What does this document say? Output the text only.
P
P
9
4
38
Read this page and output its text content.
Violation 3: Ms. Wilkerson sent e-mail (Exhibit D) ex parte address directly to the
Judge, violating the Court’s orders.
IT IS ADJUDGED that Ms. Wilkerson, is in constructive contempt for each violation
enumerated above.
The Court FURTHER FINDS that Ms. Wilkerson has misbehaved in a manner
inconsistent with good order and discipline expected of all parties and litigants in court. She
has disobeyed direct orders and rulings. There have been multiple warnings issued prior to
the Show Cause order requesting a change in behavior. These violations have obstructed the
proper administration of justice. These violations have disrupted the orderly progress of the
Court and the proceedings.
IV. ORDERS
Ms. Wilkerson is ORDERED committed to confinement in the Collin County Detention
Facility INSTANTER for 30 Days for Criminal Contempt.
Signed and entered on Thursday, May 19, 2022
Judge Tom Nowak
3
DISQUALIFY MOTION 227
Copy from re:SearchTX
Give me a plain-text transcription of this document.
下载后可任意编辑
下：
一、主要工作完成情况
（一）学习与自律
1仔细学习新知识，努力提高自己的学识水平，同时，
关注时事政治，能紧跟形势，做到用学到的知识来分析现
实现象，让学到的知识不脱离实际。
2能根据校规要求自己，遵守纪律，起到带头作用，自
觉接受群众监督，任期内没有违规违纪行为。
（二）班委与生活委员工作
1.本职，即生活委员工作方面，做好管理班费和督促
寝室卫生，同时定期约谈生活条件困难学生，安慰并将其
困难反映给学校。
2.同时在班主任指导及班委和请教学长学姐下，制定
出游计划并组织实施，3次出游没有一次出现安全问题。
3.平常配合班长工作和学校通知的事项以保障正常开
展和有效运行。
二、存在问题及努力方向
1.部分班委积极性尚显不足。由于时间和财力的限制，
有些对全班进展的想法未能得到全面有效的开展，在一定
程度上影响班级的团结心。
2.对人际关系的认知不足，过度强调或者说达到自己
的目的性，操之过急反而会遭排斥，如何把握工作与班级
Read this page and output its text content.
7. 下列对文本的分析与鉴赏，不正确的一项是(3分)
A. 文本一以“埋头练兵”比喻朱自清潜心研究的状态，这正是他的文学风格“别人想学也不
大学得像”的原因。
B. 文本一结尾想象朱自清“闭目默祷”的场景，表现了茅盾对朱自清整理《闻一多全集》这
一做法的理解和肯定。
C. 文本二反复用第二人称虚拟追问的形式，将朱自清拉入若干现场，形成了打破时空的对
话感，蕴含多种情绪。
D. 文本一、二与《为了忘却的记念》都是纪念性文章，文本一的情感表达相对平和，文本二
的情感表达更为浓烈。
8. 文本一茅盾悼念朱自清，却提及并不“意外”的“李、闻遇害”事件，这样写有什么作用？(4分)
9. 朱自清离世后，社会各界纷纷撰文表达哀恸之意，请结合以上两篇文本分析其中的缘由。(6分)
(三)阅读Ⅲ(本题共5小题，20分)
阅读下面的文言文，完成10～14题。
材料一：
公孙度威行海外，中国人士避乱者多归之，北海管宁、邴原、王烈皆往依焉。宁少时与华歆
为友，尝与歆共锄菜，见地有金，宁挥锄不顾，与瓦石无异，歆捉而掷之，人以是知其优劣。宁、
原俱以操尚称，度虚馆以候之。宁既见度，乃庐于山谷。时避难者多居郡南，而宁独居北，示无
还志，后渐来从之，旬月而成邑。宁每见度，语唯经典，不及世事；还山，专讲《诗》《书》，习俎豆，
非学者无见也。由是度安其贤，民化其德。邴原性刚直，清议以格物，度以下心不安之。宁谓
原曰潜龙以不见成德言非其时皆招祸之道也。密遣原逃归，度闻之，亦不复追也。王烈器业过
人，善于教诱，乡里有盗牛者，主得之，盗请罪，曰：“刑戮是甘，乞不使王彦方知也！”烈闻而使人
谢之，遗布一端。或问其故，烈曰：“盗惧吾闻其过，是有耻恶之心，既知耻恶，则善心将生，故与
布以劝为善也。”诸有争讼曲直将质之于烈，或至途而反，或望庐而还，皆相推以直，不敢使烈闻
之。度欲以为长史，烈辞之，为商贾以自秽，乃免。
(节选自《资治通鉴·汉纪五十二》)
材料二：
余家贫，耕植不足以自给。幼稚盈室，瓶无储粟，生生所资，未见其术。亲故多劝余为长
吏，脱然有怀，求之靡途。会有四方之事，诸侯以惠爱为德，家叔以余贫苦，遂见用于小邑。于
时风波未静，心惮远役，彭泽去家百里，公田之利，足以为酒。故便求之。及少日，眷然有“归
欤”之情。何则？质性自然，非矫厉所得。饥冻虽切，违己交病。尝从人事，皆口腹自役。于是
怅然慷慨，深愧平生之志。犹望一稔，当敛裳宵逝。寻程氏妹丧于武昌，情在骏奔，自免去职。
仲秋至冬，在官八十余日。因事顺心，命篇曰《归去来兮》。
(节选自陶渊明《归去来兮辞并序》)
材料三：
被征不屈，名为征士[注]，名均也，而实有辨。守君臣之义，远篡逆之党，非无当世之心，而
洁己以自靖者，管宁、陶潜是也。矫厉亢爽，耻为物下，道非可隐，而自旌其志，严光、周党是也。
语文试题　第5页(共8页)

^^^^^^^^

Task requirements:
Search the data for "Wilkerson" and list every line in which it occurs.

Written reply:
Violation 3: Ms. Wilkerson sent e-mail (Exhibit D) ex parte address directly to the
IT IS ADJUDGED that Ms. Wilkerson, is in constructive contempt for each violation
The Court FURTHER FINDS that Ms. Wilkerson has misbehaved in a manner
Ms. Wilkerson is ORDERED committed to confinement in the Collin County Detention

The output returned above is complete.